- Provided information
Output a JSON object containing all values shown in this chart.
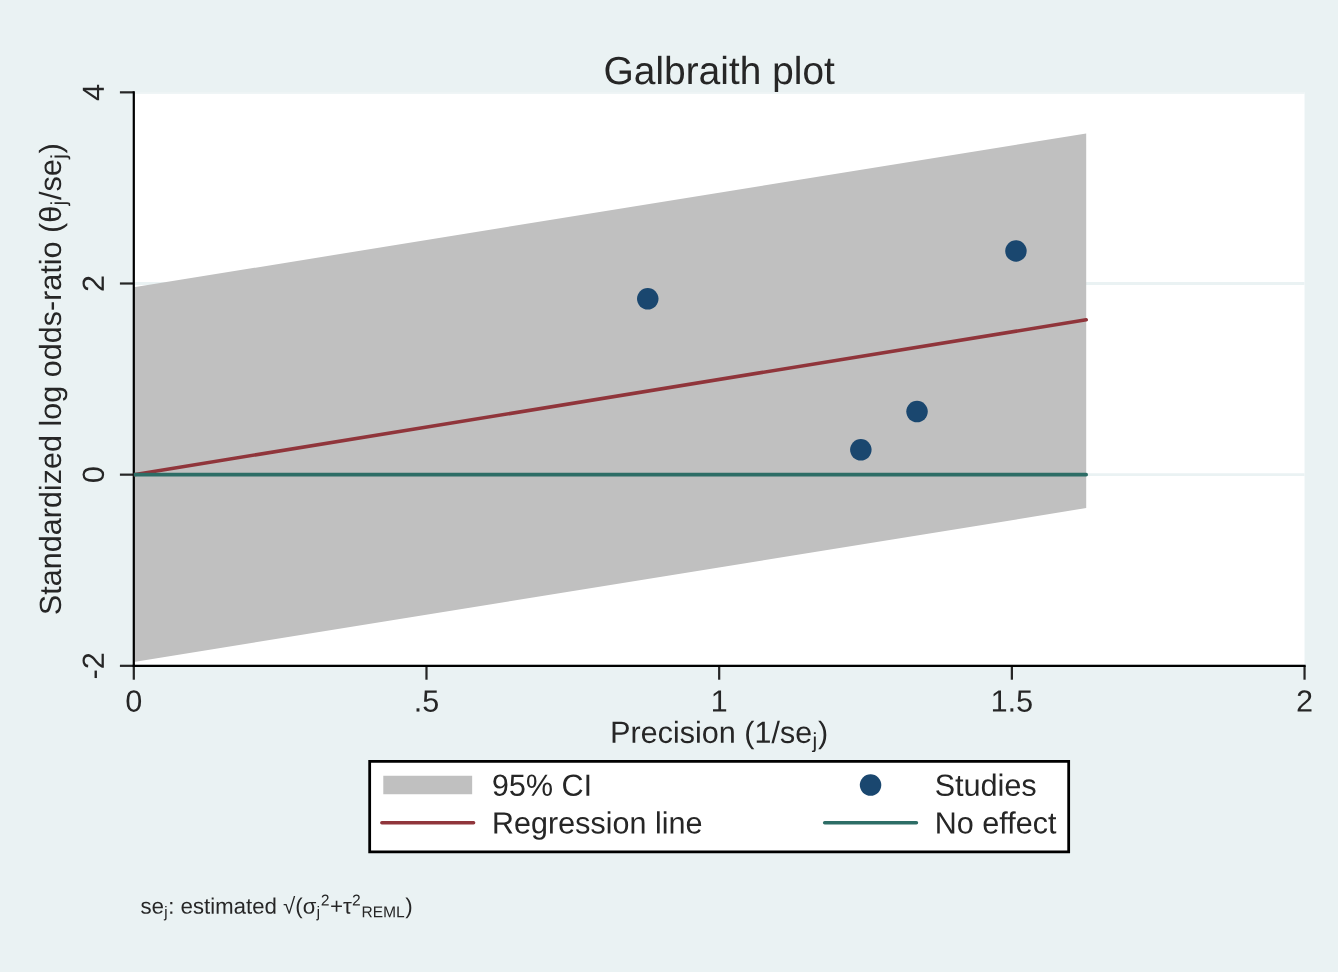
{
  "chart_data": {
    "type": "scatter",
    "title": "Galbraith plot",
    "xlabel": "Precision (1/se$_{j}$)",
    "ylabel": "Standardized log odds-ratio (θ$_{j}$/se$_{j}$)",
    "xlim": [
      0,
      2
    ],
    "xticks": [
      0,
      {
        "value": 0.5,
        "label": ".5"
      },
      1,
      1.5,
      2
    ],
    "ylim": [
      -2,
      4
    ],
    "yticks": [
      -2,
      0,
      2,
      4
    ],
    "grid": "y",
    "legend": "bottom",
    "series": [
      {
        "name": "95% CI",
        "type": "area",
        "color": "#c0c0c0",
        "x": [
          0,
          1.627
        ],
        "values": [
          null,
          null
        ],
        "lower": [
          -1.96,
          -0.35
        ],
        "upper": [
          1.96,
          3.57
        ]
      },
      {
        "name": "Studies",
        "color": "#1a476f",
        "marker": "circle",
        "x": [
          0.878,
          1.242,
          1.338,
          1.507
        ],
        "values": [
          1.84,
          0.26,
          0.66,
          2.34
        ]
      },
      {
        "name": "Regression line",
        "type": "line",
        "color": "#90353b",
        "x": [
          0,
          1.627
        ],
        "values": [
          0,
          1.62
        ]
      },
      {
        "name": "No effect",
        "type": "line",
        "color": "#2d6d66",
        "x": [
          0,
          1.627
        ],
        "values": [
          0,
          0
        ]
      }
    ],
    "annotations": [
      "se$_{j}$: estimated √(σ$_{j}$$^{2}$+τ$^{2}$$_{REML}$)"
    ]
  }
}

- What you will do
Without the pictures, transcribe the listing above exactly.

- Exercise result
Output a JSON object containing all values shown in this chart.
{
  "chart_data": {
    "type": "scatter",
    "title": "Galbraith plot",
    "xlabel": "Precision (1/se$_{j}$)",
    "ylabel": "Standardized log odds-ratio (θ$_{j}$/se$_{j}$)",
    "xlim": [
      0,
      2
    ],
    "xticks": [
      0,
      {
        "value": 0.5,
        "label": ".5"
      },
      1,
      1.5,
      2
    ],
    "ylim": [
      -2,
      4
    ],
    "yticks": [
      -2,
      0,
      2,
      4
    ],
    "grid": "y",
    "legend": "bottom",
    "series": [
      {
        "name": "95% CI",
        "type": "area",
        "color": "#c0c0c0",
        "x": [
          0,
          1.627
        ],
        "values": [
          null,
          null
        ],
        "lower": [
          -1.96,
          -0.35
        ],
        "upper": [
          1.96,
          3.57
        ]
      },
      {
        "name": "Studies",
        "color": "#1a476f",
        "marker": "circle",
        "x": [
          0.878,
          1.242,
          1.338,
          1.507
        ],
        "values": [
          1.84,
          0.26,
          0.66,
          2.34
        ]
      },
      {
        "name": "Regression line",
        "type": "line",
        "color": "#90353b",
        "x": [
          0,
          1.627
        ],
        "values": [
          0,
          1.62
        ]
      },
      {
        "name": "No effect",
        "type": "line",
        "color": "#2d6d66",
        "x": [
          0,
          1.627
        ],
        "values": [
          0,
          0
        ]
      }
    ],
    "annotations": [
      "se$_{j}$: estimated √(σ$_{j}$$^{2}$+τ$^{2}$$_{REML}$)"
    ]
  }
}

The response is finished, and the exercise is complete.